— Start —

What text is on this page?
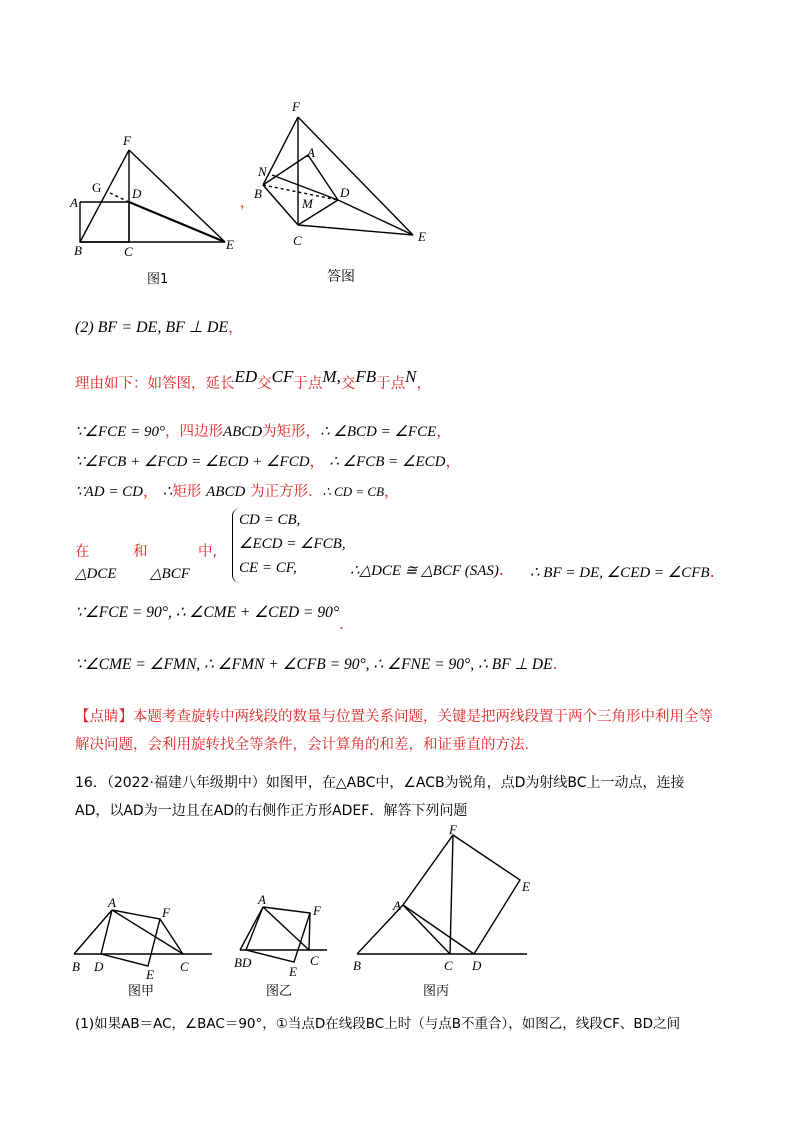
F
G
A
D
B	C	E
图1
，
F
N
A
B	D
M
C	E
答图
(2) BF = DE, BF ⊥ DE，
理由如下：如答图，延长ED交CF于点M,交FB于点N，
∵∠FCE = 90°，四边形ABCD为矩形，∴ ∠BCD = ∠FCE，
∵∠FCB + ∠FCD = ∠ECD + ∠FCD， ∴ ∠FCB = ∠ECD，
∵AD = CD， ∴矩形 ABCD 为正方形．∴ CD = CB，
在	和	中,
△DCE △BCF
CD = CB,
∠ECD = ∠FCB,
CE = CF,	∴△DCE ≅ △BCF (SAS). ∴ BF = DE, ∠CED = ∠CFB.
∵∠FCE = 90°, ∴ ∠CME + ∠CED = 90°.
∵∠CME = ∠FMN, ∴ ∠FMN + ∠CFB = 90°, ∴ ∠FNE = 90°, ∴ BF ⊥ DE.
【点睛】本题考查旋转中两线段的数量与位置关系问题，关键是把两线段置于两个三角形中利用全等解决问题，会利用旋转找全等条件，会计算角的和差，和证垂直的方法．
16．（2022·福建八年级期中）如图甲，在△ABC中，∠ACB为锐角，点D为射线BC上一动点，连接
AD，以AD为一边且在AD的右侧作正方形ADEF．解答下列问题
A
F
B D
E
C
图甲
A
F
BD
E
C
图乙
F
E
A
B	C D
图丙
(1)如果AB＝AC，∠BAC＝90°，①当点D在线段BC上时（与点B不重合），如图乙，线段CF、BD之间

— End —

> [Aim of the exercise]
All of the material above needs to be restated exactly, with no pictures.

> [Problem solution]
What text is on this page?
F
G
A
D
B	C	E
图1
，
F
N
A
B	D
M
C	E
答图
(2) BF = DE, BF ⊥ DE，
理由如下：如答图，延长ED交CF于点M,交FB于点N，
∵∠FCE = 90°，四边形ABCD为矩形，∴ ∠BCD = ∠FCE，
∵∠FCB + ∠FCD = ∠ECD + ∠FCD， ∴ ∠FCB = ∠ECD，
∵AD = CD， ∴矩形 ABCD 为正方形．∴ CD = CB，
在	和	中,
△DCE △BCF
CD = CB,
∠ECD = ∠FCB,
CE = CF,	∴△DCE ≅ △BCF (SAS). ∴ BF = DE, ∠CED = ∠CFB.
∵∠FCE = 90°, ∴ ∠CME + ∠CED = 90°.
∵∠CME = ∠FMN, ∴ ∠FMN + ∠CFB = 90°, ∴ ∠FNE = 90°, ∴ BF ⊥ DE.
【点睛】本题考查旋转中两线段的数量与位置关系问题，关键是把两线段置于两个三角形中利用全等解决问题，会利用旋转找全等条件，会计算角的和差，和证垂直的方法．
16．（2022·福建八年级期中）如图甲，在△ABC中，∠ACB为锐角，点D为射线BC上一动点，连接
AD，以AD为一边且在AD的右侧作正方形ADEF．解答下列问题
A
F
B D
E
C
图甲
A
F
BD
E
C
图乙
F
E
A
B	C D
图丙
(1)如果AB＝AC，∠BAC＝90°，①当点D在线段BC上时（与点B不重合），如图乙，线段CF、BD之间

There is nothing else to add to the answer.